Stored records

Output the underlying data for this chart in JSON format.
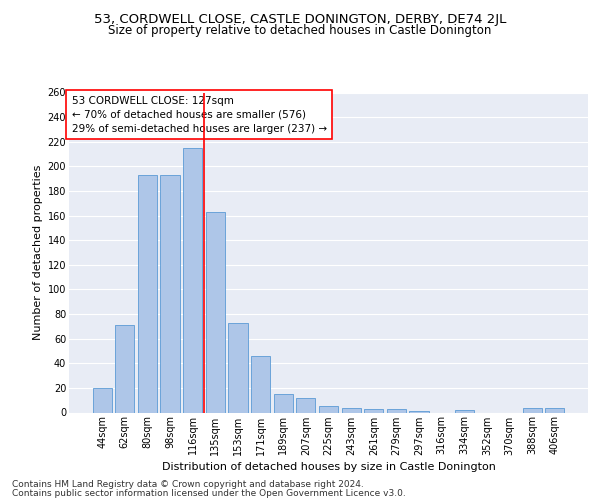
{
  "title1": "53, CORDWELL CLOSE, CASTLE DONINGTON, DERBY, DE74 2JL",
  "title2": "Size of property relative to detached houses in Castle Donington",
  "xlabel": "Distribution of detached houses by size in Castle Donington",
  "ylabel": "Number of detached properties",
  "categories": [
    "44sqm",
    "62sqm",
    "80sqm",
    "98sqm",
    "116sqm",
    "135sqm",
    "153sqm",
    "171sqm",
    "189sqm",
    "207sqm",
    "225sqm",
    "243sqm",
    "261sqm",
    "279sqm",
    "297sqm",
    "316sqm",
    "334sqm",
    "352sqm",
    "370sqm",
    "388sqm",
    "406sqm"
  ],
  "values": [
    20,
    71,
    193,
    193,
    215,
    163,
    73,
    46,
    15,
    12,
    5,
    4,
    3,
    3,
    1,
    0,
    2,
    0,
    0,
    4,
    4
  ],
  "bar_color": "#aec6e8",
  "bar_edge_color": "#5b9bd5",
  "bg_color": "#e8ecf5",
  "grid_color": "#ffffff",
  "vline_color": "red",
  "annotation_text": "53 CORDWELL CLOSE: 127sqm\n← 70% of detached houses are smaller (576)\n29% of semi-detached houses are larger (237) →",
  "annotation_box_color": "white",
  "annotation_box_edge": "red",
  "footer1": "Contains HM Land Registry data © Crown copyright and database right 2024.",
  "footer2": "Contains public sector information licensed under the Open Government Licence v3.0.",
  "ylim": [
    0,
    260
  ],
  "title1_fontsize": 9.5,
  "title2_fontsize": 8.5,
  "xlabel_fontsize": 8,
  "ylabel_fontsize": 8,
  "tick_fontsize": 7,
  "footer_fontsize": 6.5,
  "annotation_fontsize": 7.5
}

### Aim of the task
Transcribe every entry word for word, but omit the pictures.

### Output for this task
Output the underlying data for this chart in JSON format.
{
  "title1": "53, CORDWELL CLOSE, CASTLE DONINGTON, DERBY, DE74 2JL",
  "title2": "Size of property relative to detached houses in Castle Donington",
  "xlabel": "Distribution of detached houses by size in Castle Donington",
  "ylabel": "Number of detached properties",
  "categories": [
    "44sqm",
    "62sqm",
    "80sqm",
    "98sqm",
    "116sqm",
    "135sqm",
    "153sqm",
    "171sqm",
    "189sqm",
    "207sqm",
    "225sqm",
    "243sqm",
    "261sqm",
    "279sqm",
    "297sqm",
    "316sqm",
    "334sqm",
    "352sqm",
    "370sqm",
    "388sqm",
    "406sqm"
  ],
  "values": [
    20,
    71,
    193,
    193,
    215,
    163,
    73,
    46,
    15,
    12,
    5,
    4,
    3,
    3,
    1,
    0,
    2,
    0,
    0,
    4,
    4
  ],
  "bar_color": "#aec6e8",
  "bar_edge_color": "#5b9bd5",
  "bg_color": "#e8ecf5",
  "grid_color": "#ffffff",
  "vline_color": "red",
  "annotation_text": "53 CORDWELL CLOSE: 127sqm\n← 70% of detached houses are smaller (576)\n29% of semi-detached houses are larger (237) →",
  "annotation_box_color": "white",
  "annotation_box_edge": "red",
  "footer1": "Contains HM Land Registry data © Crown copyright and database right 2024.",
  "footer2": "Contains public sector information licensed under the Open Government Licence v3.0.",
  "ylim": [
    0,
    260
  ],
  "title1_fontsize": 9.5,
  "title2_fontsize": 8.5,
  "xlabel_fontsize": 8,
  "ylabel_fontsize": 8,
  "tick_fontsize": 7,
  "footer_fontsize": 6.5,
  "annotation_fontsize": 7.5
}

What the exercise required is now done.